▶ _What this task involves_:
In the data below, find every line that has the string "pregunta", and copy it.

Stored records
◇ ◇ ◇ ◇ ◇ ◇ ◇
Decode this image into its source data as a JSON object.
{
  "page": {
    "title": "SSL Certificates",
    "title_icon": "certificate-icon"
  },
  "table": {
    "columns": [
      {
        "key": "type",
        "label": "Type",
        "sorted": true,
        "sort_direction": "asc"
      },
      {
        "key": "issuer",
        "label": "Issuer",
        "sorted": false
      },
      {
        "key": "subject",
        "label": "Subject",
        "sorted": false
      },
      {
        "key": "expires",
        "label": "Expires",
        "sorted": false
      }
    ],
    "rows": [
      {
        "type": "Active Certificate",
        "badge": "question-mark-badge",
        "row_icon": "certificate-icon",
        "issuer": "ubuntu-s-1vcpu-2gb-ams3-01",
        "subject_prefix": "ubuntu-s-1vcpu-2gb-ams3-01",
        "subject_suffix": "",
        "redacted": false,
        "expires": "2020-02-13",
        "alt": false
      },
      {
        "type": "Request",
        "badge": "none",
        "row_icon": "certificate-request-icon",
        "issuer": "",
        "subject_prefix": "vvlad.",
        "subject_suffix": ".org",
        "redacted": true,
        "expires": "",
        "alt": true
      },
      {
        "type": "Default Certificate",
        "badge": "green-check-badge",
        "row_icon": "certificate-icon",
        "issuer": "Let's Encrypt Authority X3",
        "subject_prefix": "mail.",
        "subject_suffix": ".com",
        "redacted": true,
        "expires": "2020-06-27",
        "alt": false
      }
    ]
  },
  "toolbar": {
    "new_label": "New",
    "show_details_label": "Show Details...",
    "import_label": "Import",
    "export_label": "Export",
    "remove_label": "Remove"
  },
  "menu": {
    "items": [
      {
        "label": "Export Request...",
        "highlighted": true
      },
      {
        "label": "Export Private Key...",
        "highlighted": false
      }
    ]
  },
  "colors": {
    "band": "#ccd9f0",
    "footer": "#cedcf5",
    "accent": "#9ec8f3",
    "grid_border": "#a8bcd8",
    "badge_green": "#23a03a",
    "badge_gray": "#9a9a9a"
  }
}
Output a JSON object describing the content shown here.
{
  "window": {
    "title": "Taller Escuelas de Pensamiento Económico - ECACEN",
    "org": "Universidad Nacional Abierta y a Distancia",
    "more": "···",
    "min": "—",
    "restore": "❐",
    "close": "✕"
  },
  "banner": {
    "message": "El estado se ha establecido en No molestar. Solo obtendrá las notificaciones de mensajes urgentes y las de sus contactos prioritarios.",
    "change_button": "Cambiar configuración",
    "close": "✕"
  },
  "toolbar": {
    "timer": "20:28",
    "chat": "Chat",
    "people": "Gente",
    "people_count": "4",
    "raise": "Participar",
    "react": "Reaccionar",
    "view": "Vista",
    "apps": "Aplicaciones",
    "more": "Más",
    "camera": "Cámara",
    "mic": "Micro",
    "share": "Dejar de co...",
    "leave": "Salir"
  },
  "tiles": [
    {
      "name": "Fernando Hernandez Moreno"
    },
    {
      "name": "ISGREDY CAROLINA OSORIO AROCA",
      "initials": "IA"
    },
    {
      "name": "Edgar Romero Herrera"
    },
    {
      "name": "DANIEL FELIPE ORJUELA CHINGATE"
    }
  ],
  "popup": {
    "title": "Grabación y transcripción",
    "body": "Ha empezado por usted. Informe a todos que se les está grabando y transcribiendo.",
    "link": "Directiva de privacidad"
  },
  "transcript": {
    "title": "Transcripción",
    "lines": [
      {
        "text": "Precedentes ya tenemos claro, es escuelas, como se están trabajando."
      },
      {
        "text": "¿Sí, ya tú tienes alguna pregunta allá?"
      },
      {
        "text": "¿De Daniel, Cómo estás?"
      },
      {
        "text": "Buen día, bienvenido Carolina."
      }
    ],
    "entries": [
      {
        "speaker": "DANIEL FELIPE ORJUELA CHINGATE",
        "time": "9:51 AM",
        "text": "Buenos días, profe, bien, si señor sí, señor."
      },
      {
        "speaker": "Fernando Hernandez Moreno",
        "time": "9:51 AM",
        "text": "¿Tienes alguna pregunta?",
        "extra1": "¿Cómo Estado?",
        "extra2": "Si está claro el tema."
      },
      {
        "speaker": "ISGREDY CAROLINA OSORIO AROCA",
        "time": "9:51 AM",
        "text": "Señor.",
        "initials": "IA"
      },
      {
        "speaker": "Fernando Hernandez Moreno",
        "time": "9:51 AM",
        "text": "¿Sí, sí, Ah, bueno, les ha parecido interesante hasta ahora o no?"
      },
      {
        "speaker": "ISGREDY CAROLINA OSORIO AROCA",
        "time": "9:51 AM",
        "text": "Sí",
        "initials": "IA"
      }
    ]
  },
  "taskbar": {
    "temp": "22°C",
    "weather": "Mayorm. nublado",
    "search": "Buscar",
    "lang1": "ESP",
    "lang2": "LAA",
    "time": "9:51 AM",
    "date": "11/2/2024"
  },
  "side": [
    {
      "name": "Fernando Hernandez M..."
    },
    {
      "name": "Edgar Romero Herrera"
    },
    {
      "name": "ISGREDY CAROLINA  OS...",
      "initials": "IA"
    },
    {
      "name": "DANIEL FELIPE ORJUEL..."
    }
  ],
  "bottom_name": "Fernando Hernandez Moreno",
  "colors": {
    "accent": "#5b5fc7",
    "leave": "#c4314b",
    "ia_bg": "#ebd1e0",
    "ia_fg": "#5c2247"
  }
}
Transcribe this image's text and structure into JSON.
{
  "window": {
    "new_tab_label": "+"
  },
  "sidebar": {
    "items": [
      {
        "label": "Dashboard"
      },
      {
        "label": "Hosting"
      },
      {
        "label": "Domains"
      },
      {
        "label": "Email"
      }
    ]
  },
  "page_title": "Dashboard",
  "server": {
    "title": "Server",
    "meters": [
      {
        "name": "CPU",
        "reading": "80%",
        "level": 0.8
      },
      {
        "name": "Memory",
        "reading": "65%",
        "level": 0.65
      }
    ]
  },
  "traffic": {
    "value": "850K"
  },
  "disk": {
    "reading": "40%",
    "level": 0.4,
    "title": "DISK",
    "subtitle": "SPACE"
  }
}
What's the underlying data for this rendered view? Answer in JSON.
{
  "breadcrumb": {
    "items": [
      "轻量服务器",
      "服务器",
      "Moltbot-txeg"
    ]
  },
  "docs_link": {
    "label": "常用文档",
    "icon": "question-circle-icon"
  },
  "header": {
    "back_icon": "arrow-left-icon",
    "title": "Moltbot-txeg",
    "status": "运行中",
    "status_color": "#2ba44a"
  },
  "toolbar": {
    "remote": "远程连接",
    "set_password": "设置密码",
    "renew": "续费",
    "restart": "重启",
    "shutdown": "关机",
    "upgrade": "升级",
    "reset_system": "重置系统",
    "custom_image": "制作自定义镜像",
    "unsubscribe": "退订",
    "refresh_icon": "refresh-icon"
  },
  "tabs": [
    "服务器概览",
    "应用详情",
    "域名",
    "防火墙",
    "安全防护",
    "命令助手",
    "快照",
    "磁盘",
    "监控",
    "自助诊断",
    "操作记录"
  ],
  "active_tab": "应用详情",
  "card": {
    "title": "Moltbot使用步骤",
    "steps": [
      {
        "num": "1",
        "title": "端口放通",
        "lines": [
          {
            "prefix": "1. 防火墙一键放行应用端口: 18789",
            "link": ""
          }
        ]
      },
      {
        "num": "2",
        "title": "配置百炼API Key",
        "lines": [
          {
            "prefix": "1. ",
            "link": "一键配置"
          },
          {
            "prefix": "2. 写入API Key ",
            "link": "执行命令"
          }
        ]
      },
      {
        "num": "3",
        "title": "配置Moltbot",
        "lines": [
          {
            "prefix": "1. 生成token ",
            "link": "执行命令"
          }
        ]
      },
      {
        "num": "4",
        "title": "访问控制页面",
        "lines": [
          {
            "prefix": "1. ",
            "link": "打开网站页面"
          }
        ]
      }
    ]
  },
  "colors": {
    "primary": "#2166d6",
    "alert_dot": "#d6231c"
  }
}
◇ ◇ ◇ ◇ ◇ ◇ ◇
▶ _Correct answer_:
        "text": "¿Sí, ya tú tienes alguna pregunta allá?"
        "text": "¿Tienes alguna pregunta?",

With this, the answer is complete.